◆ Short exercise: Figure out how many lines of the material below contain the word "agua". Answer with the number only.

◆ Dataset rows:
____

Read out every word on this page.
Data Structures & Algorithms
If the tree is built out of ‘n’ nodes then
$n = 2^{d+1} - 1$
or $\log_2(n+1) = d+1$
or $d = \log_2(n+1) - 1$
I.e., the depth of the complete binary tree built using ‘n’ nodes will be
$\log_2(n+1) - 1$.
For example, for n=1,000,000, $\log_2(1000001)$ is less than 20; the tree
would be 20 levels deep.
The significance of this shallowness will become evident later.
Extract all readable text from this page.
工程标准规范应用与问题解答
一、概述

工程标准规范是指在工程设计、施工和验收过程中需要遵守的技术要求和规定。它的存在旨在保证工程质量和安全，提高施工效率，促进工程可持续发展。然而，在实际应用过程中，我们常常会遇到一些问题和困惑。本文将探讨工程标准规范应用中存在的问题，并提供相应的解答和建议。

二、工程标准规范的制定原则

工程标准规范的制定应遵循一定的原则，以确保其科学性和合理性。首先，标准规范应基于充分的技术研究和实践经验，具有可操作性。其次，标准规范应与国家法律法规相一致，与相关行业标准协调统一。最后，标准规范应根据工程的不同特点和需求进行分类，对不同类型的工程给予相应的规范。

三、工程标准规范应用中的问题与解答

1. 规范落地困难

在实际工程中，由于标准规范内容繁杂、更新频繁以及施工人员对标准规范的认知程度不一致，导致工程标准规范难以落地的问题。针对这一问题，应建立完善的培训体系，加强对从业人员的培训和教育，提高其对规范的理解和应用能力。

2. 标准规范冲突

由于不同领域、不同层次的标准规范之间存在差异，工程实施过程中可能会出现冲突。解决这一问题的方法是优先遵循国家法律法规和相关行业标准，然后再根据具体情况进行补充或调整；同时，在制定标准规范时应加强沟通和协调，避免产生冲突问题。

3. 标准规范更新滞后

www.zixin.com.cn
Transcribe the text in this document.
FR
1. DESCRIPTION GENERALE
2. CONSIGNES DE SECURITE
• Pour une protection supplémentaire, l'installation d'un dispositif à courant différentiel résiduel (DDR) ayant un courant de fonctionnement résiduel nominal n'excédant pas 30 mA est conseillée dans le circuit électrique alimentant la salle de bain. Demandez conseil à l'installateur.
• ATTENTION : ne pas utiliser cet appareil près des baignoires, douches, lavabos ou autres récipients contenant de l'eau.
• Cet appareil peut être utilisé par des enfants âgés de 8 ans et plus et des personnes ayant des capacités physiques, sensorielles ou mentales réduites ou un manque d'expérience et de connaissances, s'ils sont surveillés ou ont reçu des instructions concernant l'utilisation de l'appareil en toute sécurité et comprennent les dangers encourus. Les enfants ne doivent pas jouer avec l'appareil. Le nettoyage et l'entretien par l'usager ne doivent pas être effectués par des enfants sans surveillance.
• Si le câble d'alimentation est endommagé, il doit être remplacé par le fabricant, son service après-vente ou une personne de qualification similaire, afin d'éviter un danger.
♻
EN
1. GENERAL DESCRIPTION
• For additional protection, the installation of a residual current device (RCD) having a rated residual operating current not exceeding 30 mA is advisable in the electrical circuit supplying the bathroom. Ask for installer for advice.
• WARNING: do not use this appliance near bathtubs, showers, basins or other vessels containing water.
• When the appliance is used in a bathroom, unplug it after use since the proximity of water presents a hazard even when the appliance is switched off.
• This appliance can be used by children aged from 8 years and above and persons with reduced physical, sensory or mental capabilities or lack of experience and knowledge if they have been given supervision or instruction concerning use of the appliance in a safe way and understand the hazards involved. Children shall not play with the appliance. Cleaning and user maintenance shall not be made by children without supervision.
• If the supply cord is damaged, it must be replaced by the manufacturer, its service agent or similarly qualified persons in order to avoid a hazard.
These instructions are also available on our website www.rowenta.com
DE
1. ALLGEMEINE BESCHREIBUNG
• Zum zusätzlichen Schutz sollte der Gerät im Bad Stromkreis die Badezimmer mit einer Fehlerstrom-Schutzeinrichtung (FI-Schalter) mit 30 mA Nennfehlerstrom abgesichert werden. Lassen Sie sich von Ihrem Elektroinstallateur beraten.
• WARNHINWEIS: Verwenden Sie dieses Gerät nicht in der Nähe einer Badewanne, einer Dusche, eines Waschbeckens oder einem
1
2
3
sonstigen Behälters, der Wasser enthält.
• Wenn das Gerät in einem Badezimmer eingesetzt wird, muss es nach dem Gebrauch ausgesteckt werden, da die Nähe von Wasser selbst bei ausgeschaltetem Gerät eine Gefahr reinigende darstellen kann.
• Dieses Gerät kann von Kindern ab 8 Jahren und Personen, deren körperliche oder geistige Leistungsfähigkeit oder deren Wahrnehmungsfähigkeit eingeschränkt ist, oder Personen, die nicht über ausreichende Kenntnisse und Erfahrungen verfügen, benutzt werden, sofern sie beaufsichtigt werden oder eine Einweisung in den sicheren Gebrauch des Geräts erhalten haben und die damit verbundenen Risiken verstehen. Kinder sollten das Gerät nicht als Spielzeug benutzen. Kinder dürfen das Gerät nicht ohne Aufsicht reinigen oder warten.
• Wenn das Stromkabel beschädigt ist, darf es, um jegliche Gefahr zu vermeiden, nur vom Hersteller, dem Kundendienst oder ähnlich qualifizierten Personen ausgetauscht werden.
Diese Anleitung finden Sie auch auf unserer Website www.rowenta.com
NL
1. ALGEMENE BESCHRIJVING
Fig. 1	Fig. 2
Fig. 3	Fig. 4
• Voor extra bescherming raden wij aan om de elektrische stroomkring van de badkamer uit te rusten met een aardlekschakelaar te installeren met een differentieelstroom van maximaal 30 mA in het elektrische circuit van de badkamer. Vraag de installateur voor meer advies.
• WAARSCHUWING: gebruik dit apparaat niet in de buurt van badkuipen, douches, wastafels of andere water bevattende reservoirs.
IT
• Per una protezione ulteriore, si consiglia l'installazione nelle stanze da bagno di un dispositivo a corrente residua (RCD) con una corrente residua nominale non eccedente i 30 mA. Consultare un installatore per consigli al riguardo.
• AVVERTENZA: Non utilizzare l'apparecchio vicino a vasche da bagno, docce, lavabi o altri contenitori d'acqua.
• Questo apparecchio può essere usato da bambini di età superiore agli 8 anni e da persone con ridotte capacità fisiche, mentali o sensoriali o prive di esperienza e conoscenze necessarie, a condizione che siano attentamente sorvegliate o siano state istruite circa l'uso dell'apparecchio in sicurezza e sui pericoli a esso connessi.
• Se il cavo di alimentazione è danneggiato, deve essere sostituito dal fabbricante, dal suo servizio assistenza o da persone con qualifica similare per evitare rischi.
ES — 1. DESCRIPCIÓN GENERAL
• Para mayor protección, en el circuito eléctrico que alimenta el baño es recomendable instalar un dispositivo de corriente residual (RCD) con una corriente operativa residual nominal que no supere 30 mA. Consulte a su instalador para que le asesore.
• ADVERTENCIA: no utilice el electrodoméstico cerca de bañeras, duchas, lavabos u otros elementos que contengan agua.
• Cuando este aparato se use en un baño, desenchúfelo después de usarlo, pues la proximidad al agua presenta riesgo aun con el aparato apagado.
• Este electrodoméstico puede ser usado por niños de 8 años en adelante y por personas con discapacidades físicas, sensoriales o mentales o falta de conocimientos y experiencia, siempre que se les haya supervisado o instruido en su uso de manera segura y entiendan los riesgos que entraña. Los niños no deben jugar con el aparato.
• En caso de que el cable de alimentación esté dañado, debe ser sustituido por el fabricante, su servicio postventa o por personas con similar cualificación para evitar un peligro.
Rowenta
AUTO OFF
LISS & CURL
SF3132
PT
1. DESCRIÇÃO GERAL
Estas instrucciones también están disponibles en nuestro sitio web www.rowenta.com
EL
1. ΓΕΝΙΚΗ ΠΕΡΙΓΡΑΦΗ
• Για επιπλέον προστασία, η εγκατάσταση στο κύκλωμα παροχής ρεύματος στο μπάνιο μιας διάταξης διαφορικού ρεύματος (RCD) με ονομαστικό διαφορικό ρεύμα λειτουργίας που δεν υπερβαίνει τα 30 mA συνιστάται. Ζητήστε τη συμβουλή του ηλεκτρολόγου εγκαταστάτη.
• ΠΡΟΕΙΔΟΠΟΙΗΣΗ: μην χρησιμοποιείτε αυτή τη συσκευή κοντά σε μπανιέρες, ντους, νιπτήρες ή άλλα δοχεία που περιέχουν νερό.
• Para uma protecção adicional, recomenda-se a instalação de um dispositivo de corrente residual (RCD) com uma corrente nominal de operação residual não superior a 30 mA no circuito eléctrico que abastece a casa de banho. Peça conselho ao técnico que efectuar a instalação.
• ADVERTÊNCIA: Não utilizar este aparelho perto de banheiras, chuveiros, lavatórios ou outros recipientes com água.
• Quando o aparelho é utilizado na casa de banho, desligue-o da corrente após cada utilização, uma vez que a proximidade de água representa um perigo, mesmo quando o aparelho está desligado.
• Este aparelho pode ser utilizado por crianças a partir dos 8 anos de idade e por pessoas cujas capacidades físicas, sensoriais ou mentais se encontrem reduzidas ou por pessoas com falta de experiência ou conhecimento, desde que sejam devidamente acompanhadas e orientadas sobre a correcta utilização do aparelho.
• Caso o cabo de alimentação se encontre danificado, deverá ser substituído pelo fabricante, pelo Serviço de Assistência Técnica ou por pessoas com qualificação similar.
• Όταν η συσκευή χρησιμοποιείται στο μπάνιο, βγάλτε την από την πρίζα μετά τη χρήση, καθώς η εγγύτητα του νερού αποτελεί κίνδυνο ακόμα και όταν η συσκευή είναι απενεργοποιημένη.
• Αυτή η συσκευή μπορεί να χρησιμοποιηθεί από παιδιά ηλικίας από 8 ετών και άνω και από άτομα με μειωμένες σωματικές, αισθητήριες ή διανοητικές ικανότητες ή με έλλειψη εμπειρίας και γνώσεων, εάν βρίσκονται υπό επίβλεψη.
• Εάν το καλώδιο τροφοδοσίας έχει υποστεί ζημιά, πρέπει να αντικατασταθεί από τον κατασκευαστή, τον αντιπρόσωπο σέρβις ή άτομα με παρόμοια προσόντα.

____

◆ Expected output: 2